(REQUIRED ACTION): Go over the records and copy every line with the string "pocas".

[[ DATA SECTION, beginning ]]

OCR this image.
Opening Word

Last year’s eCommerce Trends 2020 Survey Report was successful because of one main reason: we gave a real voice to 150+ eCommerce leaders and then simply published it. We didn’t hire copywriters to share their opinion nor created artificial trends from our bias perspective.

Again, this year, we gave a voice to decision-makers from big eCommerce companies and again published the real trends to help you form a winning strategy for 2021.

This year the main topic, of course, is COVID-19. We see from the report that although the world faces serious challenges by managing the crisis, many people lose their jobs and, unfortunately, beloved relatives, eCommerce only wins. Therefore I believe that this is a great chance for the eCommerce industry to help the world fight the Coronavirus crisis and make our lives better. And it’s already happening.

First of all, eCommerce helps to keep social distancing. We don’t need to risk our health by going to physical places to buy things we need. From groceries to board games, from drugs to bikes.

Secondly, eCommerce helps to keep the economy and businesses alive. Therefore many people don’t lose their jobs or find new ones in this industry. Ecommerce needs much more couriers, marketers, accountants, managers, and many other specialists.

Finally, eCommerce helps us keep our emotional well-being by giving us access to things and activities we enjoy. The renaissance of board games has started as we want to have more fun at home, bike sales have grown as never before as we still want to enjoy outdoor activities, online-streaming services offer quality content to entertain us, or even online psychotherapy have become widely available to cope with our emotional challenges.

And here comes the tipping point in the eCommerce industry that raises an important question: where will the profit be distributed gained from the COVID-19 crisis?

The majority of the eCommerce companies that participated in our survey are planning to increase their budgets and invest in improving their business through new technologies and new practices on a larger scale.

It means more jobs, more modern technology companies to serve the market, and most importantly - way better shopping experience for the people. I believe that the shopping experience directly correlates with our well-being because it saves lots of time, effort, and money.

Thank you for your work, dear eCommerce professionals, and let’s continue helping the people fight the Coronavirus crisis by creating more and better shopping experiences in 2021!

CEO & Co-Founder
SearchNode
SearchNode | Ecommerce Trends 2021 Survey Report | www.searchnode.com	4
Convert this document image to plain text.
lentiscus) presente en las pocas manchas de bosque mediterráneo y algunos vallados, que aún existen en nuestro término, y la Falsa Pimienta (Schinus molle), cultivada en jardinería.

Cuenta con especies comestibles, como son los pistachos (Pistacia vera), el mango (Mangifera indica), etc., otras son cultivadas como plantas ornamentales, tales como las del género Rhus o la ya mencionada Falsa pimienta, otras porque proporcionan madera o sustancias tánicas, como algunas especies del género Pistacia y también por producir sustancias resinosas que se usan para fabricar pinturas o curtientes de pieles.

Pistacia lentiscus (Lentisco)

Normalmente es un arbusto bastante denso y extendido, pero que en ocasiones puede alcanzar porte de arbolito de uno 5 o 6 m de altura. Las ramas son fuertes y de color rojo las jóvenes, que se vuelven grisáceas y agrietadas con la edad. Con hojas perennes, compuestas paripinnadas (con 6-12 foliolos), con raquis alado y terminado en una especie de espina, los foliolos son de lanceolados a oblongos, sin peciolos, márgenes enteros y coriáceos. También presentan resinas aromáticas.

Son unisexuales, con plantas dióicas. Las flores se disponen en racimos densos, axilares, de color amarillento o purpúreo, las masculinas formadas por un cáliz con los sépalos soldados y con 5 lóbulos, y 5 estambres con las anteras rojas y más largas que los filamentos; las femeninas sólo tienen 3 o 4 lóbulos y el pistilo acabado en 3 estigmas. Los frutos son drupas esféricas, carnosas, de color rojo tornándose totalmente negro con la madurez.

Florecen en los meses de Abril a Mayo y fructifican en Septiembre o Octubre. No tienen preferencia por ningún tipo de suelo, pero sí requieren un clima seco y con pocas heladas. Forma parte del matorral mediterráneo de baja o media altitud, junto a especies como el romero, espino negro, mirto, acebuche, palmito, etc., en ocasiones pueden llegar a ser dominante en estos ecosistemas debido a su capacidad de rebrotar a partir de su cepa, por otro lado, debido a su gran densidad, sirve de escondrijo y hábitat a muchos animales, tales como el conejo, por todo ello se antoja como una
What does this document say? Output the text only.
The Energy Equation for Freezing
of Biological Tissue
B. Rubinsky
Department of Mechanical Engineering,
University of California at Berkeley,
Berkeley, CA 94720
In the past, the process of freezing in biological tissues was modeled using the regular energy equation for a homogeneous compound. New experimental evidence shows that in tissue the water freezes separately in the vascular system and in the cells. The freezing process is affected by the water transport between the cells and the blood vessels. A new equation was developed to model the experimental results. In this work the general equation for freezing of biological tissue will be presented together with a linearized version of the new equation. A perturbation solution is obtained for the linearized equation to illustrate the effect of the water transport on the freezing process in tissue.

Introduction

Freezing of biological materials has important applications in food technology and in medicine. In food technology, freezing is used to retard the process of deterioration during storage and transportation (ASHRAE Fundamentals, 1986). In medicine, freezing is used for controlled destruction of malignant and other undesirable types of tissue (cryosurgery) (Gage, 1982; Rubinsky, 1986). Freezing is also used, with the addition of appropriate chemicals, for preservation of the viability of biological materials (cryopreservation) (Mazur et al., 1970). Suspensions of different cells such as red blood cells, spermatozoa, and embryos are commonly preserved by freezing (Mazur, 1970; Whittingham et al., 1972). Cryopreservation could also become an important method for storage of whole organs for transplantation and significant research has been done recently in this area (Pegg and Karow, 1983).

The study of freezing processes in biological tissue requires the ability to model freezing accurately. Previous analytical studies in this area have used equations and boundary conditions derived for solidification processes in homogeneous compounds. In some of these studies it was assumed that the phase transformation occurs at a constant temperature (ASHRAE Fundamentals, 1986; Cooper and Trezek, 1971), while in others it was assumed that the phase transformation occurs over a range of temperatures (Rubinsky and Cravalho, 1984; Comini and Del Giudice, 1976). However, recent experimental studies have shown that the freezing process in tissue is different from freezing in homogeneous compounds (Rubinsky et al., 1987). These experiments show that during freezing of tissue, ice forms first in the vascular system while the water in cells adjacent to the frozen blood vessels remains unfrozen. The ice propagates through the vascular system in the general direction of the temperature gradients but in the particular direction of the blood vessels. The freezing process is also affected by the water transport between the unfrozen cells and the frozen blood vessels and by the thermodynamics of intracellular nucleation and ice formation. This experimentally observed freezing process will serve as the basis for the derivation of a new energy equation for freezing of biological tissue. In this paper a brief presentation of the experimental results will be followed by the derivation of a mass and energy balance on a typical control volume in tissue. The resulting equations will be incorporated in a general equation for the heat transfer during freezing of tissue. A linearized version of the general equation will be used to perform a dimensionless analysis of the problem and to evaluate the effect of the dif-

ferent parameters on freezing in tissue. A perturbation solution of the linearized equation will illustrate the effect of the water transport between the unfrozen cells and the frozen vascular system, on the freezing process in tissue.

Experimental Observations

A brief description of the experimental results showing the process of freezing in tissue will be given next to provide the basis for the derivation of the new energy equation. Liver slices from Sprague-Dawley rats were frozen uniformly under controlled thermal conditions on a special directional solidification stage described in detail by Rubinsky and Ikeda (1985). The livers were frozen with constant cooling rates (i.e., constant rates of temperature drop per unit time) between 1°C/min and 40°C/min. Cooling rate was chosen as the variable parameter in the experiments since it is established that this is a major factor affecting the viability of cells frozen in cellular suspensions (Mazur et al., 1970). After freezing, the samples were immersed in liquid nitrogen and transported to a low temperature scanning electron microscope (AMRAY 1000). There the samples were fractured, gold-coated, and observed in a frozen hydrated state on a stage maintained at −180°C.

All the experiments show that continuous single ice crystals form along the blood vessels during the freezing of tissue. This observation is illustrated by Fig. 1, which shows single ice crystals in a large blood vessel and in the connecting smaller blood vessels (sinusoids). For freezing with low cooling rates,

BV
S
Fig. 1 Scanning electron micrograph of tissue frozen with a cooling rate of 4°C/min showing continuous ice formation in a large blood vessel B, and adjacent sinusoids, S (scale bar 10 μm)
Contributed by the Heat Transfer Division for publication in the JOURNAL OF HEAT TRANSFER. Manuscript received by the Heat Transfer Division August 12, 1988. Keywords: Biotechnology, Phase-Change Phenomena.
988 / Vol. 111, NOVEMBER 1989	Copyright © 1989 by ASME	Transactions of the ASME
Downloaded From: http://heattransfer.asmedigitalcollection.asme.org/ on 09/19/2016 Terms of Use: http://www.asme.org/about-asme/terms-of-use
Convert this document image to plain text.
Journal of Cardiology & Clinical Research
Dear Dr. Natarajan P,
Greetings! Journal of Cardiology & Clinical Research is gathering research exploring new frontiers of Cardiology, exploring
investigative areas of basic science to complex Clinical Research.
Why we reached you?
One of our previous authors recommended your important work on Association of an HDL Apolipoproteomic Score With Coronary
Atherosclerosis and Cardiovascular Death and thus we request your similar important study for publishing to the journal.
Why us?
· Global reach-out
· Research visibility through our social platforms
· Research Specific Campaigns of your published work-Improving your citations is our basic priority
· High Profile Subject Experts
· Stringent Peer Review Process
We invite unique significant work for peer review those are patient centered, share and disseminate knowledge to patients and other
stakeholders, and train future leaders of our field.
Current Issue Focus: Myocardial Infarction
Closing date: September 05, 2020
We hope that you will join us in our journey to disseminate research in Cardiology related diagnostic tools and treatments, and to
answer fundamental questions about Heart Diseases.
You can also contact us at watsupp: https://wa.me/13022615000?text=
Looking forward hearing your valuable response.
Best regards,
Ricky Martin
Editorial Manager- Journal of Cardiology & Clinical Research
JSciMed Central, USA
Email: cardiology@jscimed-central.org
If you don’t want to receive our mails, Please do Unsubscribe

[[ DATA SECTION, end ]]

(ANSWER FOR THE TASK):
lentiscus) presente en las pocas manchas de bosque mediterráneo y algunos vallados, que aún existen en nuestro término, y la Falsa Pimienta (Schinus molle), cultivada en jardinería.
Florecen en los meses de Abril a Mayo y fructifican en Septiembre o Octubre. No tienen preferencia por ningún tipo de suelo, pero sí requieren un clima seco y con pocas heladas. Forma parte del matorral mediterráneo de baja o media altitud, junto a especies como el romero, espino negro, mirto, acebuche, palmito, etc., en ocasiones pueden llegar a ser dominante en estos ecosistemas debido a su capacidad de rebrotar a partir de su cepa, por otro lado, debido a su gran densidad, sirve de escondrijo y hábitat a muchos animales, tales como el conejo, por todo ello se antoja como una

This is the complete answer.